### Aim of the exercise
If a line in the data contains "rice", copy it out.

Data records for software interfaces
:::
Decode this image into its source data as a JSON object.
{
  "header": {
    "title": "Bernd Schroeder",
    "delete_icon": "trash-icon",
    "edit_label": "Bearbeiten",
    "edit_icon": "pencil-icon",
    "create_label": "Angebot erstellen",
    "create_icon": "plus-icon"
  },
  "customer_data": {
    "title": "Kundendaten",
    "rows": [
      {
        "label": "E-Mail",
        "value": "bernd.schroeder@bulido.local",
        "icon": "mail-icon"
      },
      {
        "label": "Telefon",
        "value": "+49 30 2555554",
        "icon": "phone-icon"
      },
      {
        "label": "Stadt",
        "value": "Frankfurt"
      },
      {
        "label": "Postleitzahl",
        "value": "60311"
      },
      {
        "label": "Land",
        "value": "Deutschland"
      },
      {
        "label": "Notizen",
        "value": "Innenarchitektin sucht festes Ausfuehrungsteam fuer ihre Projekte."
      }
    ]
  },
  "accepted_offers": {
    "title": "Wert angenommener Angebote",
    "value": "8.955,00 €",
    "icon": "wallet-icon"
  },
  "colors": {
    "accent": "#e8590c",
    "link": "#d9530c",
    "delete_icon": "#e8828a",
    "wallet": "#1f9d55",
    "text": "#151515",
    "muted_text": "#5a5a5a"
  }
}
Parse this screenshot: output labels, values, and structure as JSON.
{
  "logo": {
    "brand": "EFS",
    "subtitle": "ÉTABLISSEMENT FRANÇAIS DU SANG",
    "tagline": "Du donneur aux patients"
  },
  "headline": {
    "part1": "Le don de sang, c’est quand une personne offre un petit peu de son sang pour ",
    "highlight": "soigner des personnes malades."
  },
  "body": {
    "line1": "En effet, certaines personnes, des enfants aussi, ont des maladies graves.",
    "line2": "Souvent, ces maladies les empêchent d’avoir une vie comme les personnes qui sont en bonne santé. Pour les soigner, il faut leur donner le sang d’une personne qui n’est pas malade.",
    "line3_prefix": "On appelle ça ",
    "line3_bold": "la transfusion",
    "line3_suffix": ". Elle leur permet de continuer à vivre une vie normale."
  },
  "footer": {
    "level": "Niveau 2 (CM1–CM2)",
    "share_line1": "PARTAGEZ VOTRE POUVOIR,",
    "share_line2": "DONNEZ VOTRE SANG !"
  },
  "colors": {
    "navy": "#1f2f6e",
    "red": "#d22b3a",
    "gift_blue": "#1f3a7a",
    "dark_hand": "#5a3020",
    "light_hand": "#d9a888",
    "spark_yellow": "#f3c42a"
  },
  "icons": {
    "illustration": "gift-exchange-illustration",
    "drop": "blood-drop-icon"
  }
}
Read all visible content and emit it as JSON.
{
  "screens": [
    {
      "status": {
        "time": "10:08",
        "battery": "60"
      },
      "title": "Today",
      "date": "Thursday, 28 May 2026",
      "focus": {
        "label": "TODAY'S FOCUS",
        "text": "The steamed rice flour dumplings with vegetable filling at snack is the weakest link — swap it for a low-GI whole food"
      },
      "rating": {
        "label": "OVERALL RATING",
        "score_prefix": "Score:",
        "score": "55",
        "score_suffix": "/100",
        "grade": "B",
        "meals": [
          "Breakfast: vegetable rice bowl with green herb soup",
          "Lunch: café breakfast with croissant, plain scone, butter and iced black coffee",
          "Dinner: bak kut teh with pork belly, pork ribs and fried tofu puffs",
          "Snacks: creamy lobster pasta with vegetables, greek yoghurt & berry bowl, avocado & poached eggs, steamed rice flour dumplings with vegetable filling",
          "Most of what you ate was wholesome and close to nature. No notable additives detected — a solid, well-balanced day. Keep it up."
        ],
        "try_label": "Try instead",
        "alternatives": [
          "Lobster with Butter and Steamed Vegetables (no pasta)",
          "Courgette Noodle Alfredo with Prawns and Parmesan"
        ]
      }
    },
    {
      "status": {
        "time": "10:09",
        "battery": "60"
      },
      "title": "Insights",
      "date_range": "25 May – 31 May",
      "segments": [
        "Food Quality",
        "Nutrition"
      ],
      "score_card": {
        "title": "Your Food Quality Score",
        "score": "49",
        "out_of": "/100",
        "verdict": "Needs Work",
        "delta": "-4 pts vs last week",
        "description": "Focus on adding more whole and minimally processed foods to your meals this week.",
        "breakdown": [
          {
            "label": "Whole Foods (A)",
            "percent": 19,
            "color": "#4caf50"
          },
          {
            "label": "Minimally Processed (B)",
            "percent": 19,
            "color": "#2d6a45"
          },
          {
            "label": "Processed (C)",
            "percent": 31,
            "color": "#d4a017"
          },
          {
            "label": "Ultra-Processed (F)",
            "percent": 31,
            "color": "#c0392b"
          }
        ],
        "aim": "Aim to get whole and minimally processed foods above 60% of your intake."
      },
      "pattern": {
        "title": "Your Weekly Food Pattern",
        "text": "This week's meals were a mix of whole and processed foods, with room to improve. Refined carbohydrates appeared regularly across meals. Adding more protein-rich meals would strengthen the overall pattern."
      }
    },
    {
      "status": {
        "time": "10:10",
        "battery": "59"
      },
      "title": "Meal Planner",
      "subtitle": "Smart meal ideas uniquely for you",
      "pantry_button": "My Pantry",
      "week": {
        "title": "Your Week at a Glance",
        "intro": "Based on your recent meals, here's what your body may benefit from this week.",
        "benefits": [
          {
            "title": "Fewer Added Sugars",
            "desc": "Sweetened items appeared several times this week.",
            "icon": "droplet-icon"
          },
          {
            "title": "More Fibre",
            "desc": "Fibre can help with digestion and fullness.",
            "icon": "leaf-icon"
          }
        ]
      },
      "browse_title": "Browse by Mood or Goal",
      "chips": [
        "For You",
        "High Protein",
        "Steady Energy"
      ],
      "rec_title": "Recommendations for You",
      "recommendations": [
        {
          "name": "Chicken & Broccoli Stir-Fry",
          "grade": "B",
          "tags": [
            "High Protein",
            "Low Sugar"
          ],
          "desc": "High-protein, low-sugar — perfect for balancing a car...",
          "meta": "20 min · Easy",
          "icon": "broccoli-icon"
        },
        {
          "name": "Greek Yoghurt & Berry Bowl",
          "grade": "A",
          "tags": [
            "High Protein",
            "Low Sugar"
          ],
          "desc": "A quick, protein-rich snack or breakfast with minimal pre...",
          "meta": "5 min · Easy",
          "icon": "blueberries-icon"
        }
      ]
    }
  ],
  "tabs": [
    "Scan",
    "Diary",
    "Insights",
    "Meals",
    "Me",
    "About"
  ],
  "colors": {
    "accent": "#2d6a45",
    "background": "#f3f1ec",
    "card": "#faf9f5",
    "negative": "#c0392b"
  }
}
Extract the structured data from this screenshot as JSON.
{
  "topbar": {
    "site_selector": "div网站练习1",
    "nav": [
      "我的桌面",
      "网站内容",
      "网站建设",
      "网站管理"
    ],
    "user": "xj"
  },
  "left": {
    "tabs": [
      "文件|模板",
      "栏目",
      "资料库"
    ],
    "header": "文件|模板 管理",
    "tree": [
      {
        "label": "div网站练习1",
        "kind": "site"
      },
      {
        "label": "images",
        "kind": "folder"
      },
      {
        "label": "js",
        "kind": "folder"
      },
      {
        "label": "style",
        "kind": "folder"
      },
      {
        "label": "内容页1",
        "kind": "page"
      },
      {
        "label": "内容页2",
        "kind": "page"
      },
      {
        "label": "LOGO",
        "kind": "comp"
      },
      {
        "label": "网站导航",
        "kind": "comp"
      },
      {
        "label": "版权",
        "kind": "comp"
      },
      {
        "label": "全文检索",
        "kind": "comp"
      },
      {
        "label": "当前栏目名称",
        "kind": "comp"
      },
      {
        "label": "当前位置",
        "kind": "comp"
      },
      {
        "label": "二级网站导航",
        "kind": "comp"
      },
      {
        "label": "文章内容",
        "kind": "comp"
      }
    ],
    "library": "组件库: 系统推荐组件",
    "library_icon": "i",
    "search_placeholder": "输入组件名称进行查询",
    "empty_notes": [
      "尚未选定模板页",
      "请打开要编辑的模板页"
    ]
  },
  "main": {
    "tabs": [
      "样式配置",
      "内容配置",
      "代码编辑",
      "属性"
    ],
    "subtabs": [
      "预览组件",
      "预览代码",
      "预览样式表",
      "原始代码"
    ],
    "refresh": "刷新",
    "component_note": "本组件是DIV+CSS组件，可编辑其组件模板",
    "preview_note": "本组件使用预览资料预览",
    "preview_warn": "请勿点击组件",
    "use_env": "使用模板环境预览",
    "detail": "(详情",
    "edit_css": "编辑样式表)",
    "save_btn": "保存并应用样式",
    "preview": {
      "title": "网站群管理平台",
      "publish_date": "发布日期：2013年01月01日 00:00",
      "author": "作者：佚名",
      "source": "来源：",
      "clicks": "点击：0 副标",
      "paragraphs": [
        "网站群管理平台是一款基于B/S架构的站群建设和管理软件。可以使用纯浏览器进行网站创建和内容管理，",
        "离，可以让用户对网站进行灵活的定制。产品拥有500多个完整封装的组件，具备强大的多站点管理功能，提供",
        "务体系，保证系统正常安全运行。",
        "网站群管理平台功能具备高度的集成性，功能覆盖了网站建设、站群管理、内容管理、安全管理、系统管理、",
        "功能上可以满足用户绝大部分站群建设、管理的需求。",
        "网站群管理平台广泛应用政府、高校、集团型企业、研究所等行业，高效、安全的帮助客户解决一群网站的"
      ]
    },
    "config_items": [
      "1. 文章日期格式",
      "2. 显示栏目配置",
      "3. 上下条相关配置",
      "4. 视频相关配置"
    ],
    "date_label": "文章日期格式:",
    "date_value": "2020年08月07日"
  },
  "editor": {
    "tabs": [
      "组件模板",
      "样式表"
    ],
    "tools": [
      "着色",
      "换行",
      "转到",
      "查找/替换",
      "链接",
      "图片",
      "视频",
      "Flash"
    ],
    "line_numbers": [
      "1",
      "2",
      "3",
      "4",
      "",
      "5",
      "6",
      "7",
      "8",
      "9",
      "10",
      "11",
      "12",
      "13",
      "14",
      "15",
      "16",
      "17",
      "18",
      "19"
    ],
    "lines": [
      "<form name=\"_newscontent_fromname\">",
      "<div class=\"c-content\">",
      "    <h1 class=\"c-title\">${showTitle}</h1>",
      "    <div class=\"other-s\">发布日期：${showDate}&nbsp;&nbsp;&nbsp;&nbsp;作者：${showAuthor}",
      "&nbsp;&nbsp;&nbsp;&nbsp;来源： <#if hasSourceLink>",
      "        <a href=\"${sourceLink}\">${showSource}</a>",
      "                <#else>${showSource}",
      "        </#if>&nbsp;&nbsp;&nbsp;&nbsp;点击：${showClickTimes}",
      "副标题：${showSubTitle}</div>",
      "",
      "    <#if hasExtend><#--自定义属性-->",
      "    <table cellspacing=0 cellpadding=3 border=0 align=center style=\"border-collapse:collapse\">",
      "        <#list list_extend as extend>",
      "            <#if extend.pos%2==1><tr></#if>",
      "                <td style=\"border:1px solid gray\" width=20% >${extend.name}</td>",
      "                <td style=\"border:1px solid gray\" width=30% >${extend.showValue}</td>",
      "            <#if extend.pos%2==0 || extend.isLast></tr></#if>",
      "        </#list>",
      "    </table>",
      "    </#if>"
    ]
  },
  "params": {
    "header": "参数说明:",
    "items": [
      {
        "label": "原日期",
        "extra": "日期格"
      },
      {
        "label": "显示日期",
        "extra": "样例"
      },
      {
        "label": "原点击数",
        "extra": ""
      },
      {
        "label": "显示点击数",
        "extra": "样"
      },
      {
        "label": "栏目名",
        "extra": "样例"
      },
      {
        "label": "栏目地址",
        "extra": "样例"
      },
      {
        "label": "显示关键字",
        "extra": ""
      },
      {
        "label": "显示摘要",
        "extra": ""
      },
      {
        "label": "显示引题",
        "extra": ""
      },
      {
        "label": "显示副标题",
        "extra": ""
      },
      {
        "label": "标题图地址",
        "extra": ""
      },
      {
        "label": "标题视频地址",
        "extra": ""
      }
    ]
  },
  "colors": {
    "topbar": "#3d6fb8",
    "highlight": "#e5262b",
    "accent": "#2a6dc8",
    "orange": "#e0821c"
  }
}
:::
### Problem solution
        "text": "The steamed rice flour dumplings with vegetable filling at snack is the weakest link — swap it for a low-GI whole food"
          "Breakfast: vegetable rice bowl with green herb soup",
          "Snacks: creamy lobster pasta with vegetables, greek yoghurt & berry bowl, avocado & poached eggs, steamed rice flour dumplings with vegetable filling",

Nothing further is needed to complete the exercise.